» YOUR TASK
Take the data that follows and retype it word for word.
** begin **
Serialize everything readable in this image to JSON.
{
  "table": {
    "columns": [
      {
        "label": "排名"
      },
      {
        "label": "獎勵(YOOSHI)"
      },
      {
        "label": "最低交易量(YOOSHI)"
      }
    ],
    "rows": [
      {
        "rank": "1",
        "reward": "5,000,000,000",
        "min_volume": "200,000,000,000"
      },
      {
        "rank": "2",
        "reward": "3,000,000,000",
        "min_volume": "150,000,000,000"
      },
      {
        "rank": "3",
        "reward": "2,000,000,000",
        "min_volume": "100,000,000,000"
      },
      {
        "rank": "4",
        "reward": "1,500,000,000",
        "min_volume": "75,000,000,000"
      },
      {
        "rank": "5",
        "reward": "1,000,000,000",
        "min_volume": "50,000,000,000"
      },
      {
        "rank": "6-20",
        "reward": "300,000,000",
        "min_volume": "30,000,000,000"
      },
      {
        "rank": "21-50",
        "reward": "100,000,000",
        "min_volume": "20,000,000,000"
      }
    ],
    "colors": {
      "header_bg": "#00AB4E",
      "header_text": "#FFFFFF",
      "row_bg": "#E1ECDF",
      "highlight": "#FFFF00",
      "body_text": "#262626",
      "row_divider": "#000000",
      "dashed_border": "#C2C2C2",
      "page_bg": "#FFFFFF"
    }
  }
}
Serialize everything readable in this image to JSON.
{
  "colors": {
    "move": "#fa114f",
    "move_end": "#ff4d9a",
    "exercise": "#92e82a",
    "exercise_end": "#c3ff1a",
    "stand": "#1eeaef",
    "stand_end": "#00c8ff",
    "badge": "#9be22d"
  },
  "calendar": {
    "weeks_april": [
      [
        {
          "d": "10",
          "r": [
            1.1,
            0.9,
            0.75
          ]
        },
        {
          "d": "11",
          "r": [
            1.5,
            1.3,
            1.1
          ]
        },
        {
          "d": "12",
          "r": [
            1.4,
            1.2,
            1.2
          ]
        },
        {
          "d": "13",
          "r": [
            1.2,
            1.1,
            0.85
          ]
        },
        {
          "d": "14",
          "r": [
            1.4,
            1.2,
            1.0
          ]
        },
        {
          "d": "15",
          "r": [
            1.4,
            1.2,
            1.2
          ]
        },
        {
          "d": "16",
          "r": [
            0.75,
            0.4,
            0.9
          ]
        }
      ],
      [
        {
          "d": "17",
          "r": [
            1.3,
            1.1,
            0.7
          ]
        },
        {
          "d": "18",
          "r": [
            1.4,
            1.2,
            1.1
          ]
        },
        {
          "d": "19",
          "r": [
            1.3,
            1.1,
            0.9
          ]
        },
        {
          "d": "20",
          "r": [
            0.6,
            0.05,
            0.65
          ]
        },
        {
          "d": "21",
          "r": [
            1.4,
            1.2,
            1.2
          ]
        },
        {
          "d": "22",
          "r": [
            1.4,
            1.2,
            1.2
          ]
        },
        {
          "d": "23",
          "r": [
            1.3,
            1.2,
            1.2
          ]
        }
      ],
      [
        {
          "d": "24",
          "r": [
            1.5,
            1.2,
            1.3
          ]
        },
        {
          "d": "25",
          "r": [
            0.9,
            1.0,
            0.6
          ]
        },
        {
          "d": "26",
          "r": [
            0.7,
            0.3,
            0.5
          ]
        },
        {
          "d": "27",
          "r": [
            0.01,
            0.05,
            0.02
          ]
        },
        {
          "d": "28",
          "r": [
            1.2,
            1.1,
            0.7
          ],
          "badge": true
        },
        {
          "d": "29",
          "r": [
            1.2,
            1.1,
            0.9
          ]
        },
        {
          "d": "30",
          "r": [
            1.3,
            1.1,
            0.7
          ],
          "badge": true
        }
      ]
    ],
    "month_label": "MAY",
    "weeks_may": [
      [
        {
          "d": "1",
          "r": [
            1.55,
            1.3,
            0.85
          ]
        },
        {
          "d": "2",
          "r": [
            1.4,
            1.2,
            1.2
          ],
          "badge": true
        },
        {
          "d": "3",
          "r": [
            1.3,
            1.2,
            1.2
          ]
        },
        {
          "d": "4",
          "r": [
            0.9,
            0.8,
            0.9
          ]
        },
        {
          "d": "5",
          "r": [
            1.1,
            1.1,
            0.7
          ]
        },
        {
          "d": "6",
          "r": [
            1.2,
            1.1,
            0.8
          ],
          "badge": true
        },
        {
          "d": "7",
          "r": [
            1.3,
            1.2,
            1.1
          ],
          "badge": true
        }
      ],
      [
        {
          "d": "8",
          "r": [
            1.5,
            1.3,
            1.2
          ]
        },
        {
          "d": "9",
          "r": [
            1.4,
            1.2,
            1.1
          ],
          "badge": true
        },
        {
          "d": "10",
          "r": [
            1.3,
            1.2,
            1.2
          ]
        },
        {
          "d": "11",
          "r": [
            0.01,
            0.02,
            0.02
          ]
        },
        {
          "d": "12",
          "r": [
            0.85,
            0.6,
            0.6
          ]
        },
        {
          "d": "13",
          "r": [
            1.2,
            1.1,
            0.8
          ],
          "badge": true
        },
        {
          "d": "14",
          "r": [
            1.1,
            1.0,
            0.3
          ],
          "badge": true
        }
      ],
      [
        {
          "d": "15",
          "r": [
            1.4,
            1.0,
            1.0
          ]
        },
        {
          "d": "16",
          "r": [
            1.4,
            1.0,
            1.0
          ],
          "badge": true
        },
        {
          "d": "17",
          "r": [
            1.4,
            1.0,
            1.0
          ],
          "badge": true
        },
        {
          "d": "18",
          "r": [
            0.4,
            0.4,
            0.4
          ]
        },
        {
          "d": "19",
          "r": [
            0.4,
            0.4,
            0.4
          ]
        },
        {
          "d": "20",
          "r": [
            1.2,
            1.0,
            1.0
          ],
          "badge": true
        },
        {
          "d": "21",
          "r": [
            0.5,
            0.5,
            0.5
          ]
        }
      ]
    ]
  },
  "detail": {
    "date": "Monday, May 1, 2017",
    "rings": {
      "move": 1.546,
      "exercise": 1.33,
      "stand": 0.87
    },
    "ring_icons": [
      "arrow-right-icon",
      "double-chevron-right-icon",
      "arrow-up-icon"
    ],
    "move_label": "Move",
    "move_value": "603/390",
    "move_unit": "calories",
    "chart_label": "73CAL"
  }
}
** end **
» SOLUTION TO THIS EXERCISE
Serialize everything readable in this image to JSON.
{
  "table": {
    "columns": [
      {
        "label": "排名"
      },
      {
        "label": "獎勵(YOOSHI)"
      },
      {
        "label": "最低交易量(YOOSHI)"
      }
    ],
    "rows": [
      {
        "rank": "1",
        "reward": "5,000,000,000",
        "min_volume": "200,000,000,000"
      },
      {
        "rank": "2",
        "reward": "3,000,000,000",
        "min_volume": "150,000,000,000"
      },
      {
        "rank": "3",
        "reward": "2,000,000,000",
        "min_volume": "100,000,000,000"
      },
      {
        "rank": "4",
        "reward": "1,500,000,000",
        "min_volume": "75,000,000,000"
      },
      {
        "rank": "5",
        "reward": "1,000,000,000",
        "min_volume": "50,000,000,000"
      },
      {
        "rank": "6-20",
        "reward": "300,000,000",
        "min_volume": "30,000,000,000"
      },
      {
        "rank": "21-50",
        "reward": "100,000,000",
        "min_volume": "20,000,000,000"
      }
    ],
    "colors": {
      "header_bg": "#00AB4E",
      "header_text": "#FFFFFF",
      "row_bg": "#E1ECDF",
      "highlight": "#FFFF00",
      "body_text": "#262626",
      "row_divider": "#000000",
      "dashed_border": "#C2C2C2",
      "page_bg": "#FFFFFF"
    }
  }
}
Serialize everything readable in this image to JSON.
{
  "colors": {
    "move": "#fa114f",
    "move_end": "#ff4d9a",
    "exercise": "#92e82a",
    "exercise_end": "#c3ff1a",
    "stand": "#1eeaef",
    "stand_end": "#00c8ff",
    "badge": "#9be22d"
  },
  "calendar": {
    "weeks_april": [
      [
        {
          "d": "10",
          "r": [
            1.1,
            0.9,
            0.75
          ]
        },
        {
          "d": "11",
          "r": [
            1.5,
            1.3,
            1.1
          ]
        },
        {
          "d": "12",
          "r": [
            1.4,
            1.2,
            1.2
          ]
        },
        {
          "d": "13",
          "r": [
            1.2,
            1.1,
            0.85
          ]
        },
        {
          "d": "14",
          "r": [
            1.4,
            1.2,
            1.0
          ]
        },
        {
          "d": "15",
          "r": [
            1.4,
            1.2,
            1.2
          ]
        },
        {
          "d": "16",
          "r": [
            0.75,
            0.4,
            0.9
          ]
        }
      ],
      [
        {
          "d": "17",
          "r": [
            1.3,
            1.1,
            0.7
          ]
        },
        {
          "d": "18",
          "r": [
            1.4,
            1.2,
            1.1
          ]
        },
        {
          "d": "19",
          "r": [
            1.3,
            1.1,
            0.9
          ]
        },
        {
          "d": "20",
          "r": [
            0.6,
            0.05,
            0.65
          ]
        },
        {
          "d": "21",
          "r": [
            1.4,
            1.2,
            1.2
          ]
        },
        {
          "d": "22",
          "r": [
            1.4,
            1.2,
            1.2
          ]
        },
        {
          "d": "23",
          "r": [
            1.3,
            1.2,
            1.2
          ]
        }
      ],
      [
        {
          "d": "24",
          "r": [
            1.5,
            1.2,
            1.3
          ]
        },
        {
          "d": "25",
          "r": [
            0.9,
            1.0,
            0.6
          ]
        },
        {
          "d": "26",
          "r": [
            0.7,
            0.3,
            0.5
          ]
        },
        {
          "d": "27",
          "r": [
            0.01,
            0.05,
            0.02
          ]
        },
        {
          "d": "28",
          "r": [
            1.2,
            1.1,
            0.7
          ],
          "badge": true
        },
        {
          "d": "29",
          "r": [
            1.2,
            1.1,
            0.9
          ]
        },
        {
          "d": "30",
          "r": [
            1.3,
            1.1,
            0.7
          ],
          "badge": true
        }
      ]
    ],
    "month_label": "MAY",
    "weeks_may": [
      [
        {
          "d": "1",
          "r": [
            1.55,
            1.3,
            0.85
          ]
        },
        {
          "d": "2",
          "r": [
            1.4,
            1.2,
            1.2
          ],
          "badge": true
        },
        {
          "d": "3",
          "r": [
            1.3,
            1.2,
            1.2
          ]
        },
        {
          "d": "4",
          "r": [
            0.9,
            0.8,
            0.9
          ]
        },
        {
          "d": "5",
          "r": [
            1.1,
            1.1,
            0.7
          ]
        },
        {
          "d": "6",
          "r": [
            1.2,
            1.1,
            0.8
          ],
          "badge": true
        },
        {
          "d": "7",
          "r": [
            1.3,
            1.2,
            1.1
          ],
          "badge": true
        }
      ],
      [
        {
          "d": "8",
          "r": [
            1.5,
            1.3,
            1.2
          ]
        },
        {
          "d": "9",
          "r": [
            1.4,
            1.2,
            1.1
          ],
          "badge": true
        },
        {
          "d": "10",
          "r": [
            1.3,
            1.2,
            1.2
          ]
        },
        {
          "d": "11",
          "r": [
            0.01,
            0.02,
            0.02
          ]
        },
        {
          "d": "12",
          "r": [
            0.85,
            0.6,
            0.6
          ]
        },
        {
          "d": "13",
          "r": [
            1.2,
            1.1,
            0.8
          ],
          "badge": true
        },
        {
          "d": "14",
          "r": [
            1.1,
            1.0,
            0.3
          ],
          "badge": true
        }
      ],
      [
        {
          "d": "15",
          "r": [
            1.4,
            1.0,
            1.0
          ]
        },
        {
          "d": "16",
          "r": [
            1.4,
            1.0,
            1.0
          ],
          "badge": true
        },
        {
          "d": "17",
          "r": [
            1.4,
            1.0,
            1.0
          ],
          "badge": true
        },
        {
          "d": "18",
          "r": [
            0.4,
            0.4,
            0.4
          ]
        },
        {
          "d": "19",
          "r": [
            0.4,
            0.4,
            0.4
          ]
        },
        {
          "d": "20",
          "r": [
            1.2,
            1.0,
            1.0
          ],
          "badge": true
        },
        {
          "d": "21",
          "r": [
            0.5,
            0.5,
            0.5
          ]
        }
      ]
    ]
  },
  "detail": {
    "date": "Monday, May 1, 2017",
    "rings": {
      "move": 1.546,
      "exercise": 1.33,
      "stand": 0.87
    },
    "ring_icons": [
      "arrow-right-icon",
      "double-chevron-right-icon",
      "arrow-up-icon"
    ],
    "move_label": "Move",
    "move_value": "603/390",
    "move_unit": "calories",
    "chart_label": "73CAL"
  }
}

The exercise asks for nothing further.